- _Raw data_:
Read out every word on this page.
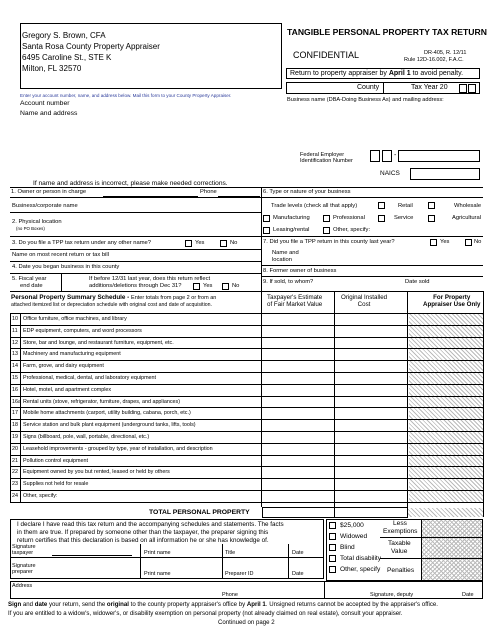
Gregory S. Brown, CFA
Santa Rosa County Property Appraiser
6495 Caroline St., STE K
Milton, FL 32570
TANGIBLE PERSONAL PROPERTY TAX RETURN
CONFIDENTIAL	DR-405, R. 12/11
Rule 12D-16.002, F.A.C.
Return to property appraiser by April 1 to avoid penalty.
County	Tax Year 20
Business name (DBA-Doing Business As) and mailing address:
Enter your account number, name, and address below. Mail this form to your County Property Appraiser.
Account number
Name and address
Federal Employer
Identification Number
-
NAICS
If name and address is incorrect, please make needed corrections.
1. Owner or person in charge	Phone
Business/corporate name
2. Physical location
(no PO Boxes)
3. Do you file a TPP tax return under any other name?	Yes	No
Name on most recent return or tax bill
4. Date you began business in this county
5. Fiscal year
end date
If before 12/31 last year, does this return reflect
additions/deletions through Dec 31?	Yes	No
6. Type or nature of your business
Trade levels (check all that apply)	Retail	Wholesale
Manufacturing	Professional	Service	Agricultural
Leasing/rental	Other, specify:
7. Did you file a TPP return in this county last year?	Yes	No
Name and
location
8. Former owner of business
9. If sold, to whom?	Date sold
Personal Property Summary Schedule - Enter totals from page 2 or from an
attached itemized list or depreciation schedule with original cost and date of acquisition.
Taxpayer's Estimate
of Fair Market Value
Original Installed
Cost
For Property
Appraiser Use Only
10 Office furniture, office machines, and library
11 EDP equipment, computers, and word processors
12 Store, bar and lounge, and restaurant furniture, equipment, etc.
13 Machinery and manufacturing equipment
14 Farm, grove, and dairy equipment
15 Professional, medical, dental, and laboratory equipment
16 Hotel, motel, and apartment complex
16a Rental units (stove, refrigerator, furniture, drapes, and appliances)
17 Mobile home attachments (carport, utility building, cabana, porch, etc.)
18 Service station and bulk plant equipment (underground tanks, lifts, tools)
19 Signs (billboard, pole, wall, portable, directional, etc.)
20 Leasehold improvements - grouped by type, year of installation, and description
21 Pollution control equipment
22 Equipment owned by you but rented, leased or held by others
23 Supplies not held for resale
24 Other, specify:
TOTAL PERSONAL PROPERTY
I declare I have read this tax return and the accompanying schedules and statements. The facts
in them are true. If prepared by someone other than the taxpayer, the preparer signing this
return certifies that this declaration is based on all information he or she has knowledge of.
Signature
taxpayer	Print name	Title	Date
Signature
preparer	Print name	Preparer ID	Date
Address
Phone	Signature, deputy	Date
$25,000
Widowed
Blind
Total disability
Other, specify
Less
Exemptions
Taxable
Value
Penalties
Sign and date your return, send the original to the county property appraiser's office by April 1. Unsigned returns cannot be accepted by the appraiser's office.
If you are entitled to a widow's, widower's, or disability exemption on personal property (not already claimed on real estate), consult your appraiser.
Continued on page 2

- _Problem to work on_:
Each record above must be returned exactly as written, with its pictures omitted.

- _Finished answer_:
Read out every word on this page.
Gregory S. Brown, CFA
Santa Rosa County Property Appraiser
6495 Caroline St., STE K
Milton, FL 32570
TANGIBLE PERSONAL PROPERTY TAX RETURN
CONFIDENTIAL	DR-405, R. 12/11
Rule 12D-16.002, F.A.C.
Return to property appraiser by April 1 to avoid penalty.
County	Tax Year 20
Business name (DBA-Doing Business As) and mailing address:
Enter your account number, name, and address below. Mail this form to your County Property Appraiser.
Account number
Name and address
Federal Employer
Identification Number
-
NAICS
If name and address is incorrect, please make needed corrections.
1. Owner or person in charge	Phone
Business/corporate name
2. Physical location
(no PO Boxes)
3. Do you file a TPP tax return under any other name?	Yes	No
Name on most recent return or tax bill
4. Date you began business in this county
5. Fiscal year
end date
If before 12/31 last year, does this return reflect
additions/deletions through Dec 31?	Yes	No
6. Type or nature of your business
Trade levels (check all that apply)	Retail	Wholesale
Manufacturing	Professional	Service	Agricultural
Leasing/rental	Other, specify:
7. Did you file a TPP return in this county last year?	Yes	No
Name and
location
8. Former owner of business
9. If sold, to whom?	Date sold
Personal Property Summary Schedule - Enter totals from page 2 or from an
attached itemized list or depreciation schedule with original cost and date of acquisition.
Taxpayer's Estimate
of Fair Market Value
Original Installed
Cost
For Property
Appraiser Use Only
10 Office furniture, office machines, and library
11 EDP equipment, computers, and word processors
12 Store, bar and lounge, and restaurant furniture, equipment, etc.
13 Machinery and manufacturing equipment
14 Farm, grove, and dairy equipment
15 Professional, medical, dental, and laboratory equipment
16 Hotel, motel, and apartment complex
16a Rental units (stove, refrigerator, furniture, drapes, and appliances)
17 Mobile home attachments (carport, utility building, cabana, porch, etc.)
18 Service station and bulk plant equipment (underground tanks, lifts, tools)
19 Signs (billboard, pole, wall, portable, directional, etc.)
20 Leasehold improvements - grouped by type, year of installation, and description
21 Pollution control equipment
22 Equipment owned by you but rented, leased or held by others
23 Supplies not held for resale
24 Other, specify:
TOTAL PERSONAL PROPERTY
I declare I have read this tax return and the accompanying schedules and statements. The facts
in them are true. If prepared by someone other than the taxpayer, the preparer signing this
return certifies that this declaration is based on all information he or she has knowledge of.
Signature
taxpayer	Print name	Title	Date
Signature
preparer	Print name	Preparer ID	Date
Address
Phone	Signature, deputy	Date
$25,000
Widowed
Blind
Total disability
Other, specify
Less
Exemptions
Taxable
Value
Penalties
Sign and date your return, send the original to the county property appraiser's office by April 1. Unsigned returns cannot be accepted by the appraiser's office.
If you are entitled to a widow's, widower's, or disability exemption on personal property (not already claimed on real estate), consult your appraiser.
Continued on page 2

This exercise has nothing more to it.